Kutipan Terpilih:
>>>

Rabu, 19 Oktober 2016

Di Bawah Bayang-Bayang China

Peta ekonomi dunia akan segera berubah dengan China yang bersiap menyodok sebagai raksasa ekonomi dalam beberapa tahun ke depan. Sementara itu Indonesia, saat ini, sudah berada di bawah bayang-bayang kekuatan ekonomi China.

Pada masa-masa awal dibukanya perdagangan bebas dengan China akhir 90-an, negara-negara barat sesumbar bahwa tak lama lagi China akan tampak ‘kebarat-baratan’. Karena pengaruh Barat akan segera mendominasi perekonomian China yang sebelumnya dianggap tertutup dan lazim disebut ‘Negeri Tirai Bambu’.
Akan tetapi, yang terjadi sekarang ini kebalikannya. Seperti yang dikatakan oleh Martin Jacques, seorang professor tamu di beberapa universitas di China dan penulis buku When China Rules the World yang terbit pada 2009, “Time will not make China more Western; it will make the West, and the world, more Chinese.”
Tulisan dari komentator ekonomi itu makin menemukan kenyataannya ketika Amerika dan Eropa kewalahan dengan maraknya barang-barang dari China yang seperti tak bisa lagi dibendung.
Gelombang barang-barang China di Negeri Paman Sam itu telah memicu terjadinya defisit perdagangan AS atas China.

<<<

Tugas untuk Dikerjakan:
• 1. Jawab pertanyaan berikut berdasarkan artikel tentang ekonomi China di atas:
(a) Apa tanggal yang tercantum pada artikel itu?
(b) Dengan sebutan apa China lazim dijuluki ketika perekonomiannya dianggap tertutup?
(c) Pada tahun berapa buku When China Rules the World terbit?
• 2. Menurut artikel tentang ekonomi China di atas, mengapa negara-negara barat sesumbar bahwa China akan segera tampak 'kebarat-baratan'? Jelaskan dalam satu sampai tiga kalimat.
• 3. Teruskan artikel tentang ekonomi China di atas, dimulai setelah kalimat terakhirnya.

Informasi yang Diberikan:
>>>

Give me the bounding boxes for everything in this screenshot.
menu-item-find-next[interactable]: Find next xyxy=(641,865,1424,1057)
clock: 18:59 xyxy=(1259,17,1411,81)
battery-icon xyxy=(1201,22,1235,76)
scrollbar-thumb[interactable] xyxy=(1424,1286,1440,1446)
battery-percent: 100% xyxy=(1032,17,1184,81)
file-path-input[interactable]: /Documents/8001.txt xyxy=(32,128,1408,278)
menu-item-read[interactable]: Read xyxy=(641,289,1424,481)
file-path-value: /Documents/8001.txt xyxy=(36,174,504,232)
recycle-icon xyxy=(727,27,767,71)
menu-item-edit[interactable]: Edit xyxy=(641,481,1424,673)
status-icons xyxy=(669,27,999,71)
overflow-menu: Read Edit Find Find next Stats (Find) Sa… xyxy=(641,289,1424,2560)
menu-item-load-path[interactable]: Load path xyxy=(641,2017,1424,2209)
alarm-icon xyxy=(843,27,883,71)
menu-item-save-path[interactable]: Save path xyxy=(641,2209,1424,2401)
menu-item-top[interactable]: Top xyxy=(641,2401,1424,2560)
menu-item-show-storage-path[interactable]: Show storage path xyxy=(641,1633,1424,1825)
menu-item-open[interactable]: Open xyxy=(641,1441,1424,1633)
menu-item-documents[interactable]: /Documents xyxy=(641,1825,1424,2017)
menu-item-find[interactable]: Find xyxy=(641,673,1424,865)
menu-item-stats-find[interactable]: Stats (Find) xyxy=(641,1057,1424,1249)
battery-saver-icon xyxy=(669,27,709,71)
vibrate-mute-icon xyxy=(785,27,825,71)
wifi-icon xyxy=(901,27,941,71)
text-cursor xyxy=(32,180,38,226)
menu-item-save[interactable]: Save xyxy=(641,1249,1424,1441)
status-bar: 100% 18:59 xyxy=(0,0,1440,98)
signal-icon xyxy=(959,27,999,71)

<<<

Jawaban Tugas:
• 1.
(a) Rabu, 19 Oktober 2016.
(b) 'Negeri Tirai Bambu'.
(c) 2009.

• 2. Negara-negara barat yakin pengaruh Barat akan segera mendominasi perekonomian China. Perekonomian itu sebelumnya dianggap tertutup, dan perdagangan bebas dengan China baru dibuka pada akhir 90-an.

• 3.
Bahkan 2014 merupakan tahun terakhir, AS menyandang gelar sebagai ekonomi terbesar dunia, karena tahun berikutnya China menyerobot posisi itu dalam hal kekuatan daya beli (purchasing power parity). Bank Dunia yang menginisiasi penilaian tersebut. Banyak yang tak menganggap itu sebagai hitungan yang tepat, namun setidaknya banyak pakar juga yang menyatakan bahwa penghitungan daya beli bisa memberikan dasar yang baik untuk menilai ukuran relatif dua perekonomian yang berbeda.
Akan tetapi dominasi China makin diteguhkan ketika pada triwulan ketiga tahun lalu, berdasarkan data yang dirilis Departemen Perdagangan AS menyatakan bahwa defisit perdagangan AS membengkak sebesar 15,6 persen menjadi 48,3 miliar dollar AS pada Agustus. Meningkatnya impor dari China menjadi penyebab makin melebarnya defisit itu, setelah China melemahkan nilai tukarnya yang menjadikan dollar menguat dan melemahkan ekspor AS.
China memang telah mengubah dirinya menjadi pemain utama pada perdagangan dunia. Dengan memproduksi barang-barang murah dan melemparnya ke luar negeri, China mengalahkan pemain-pemain utama yang sebelumnya menguasai perdagangan. Pada tahun 1990 China memproduksi kurang dari 3 persen dari nilai output manufaktur global, namun saat ini porsinya hampir seperempatnya. China memproduksi sekitar 80 persen dari AC di dunia, 70 persen dari ponsel dan 60 persen dari sepatu yang beredar. Dan negara yang disebut sebagai "Pabrik Asia" oleh majalah The Economist itu, sekarang membuat hampir setengah barang-barang yang ada di dunia.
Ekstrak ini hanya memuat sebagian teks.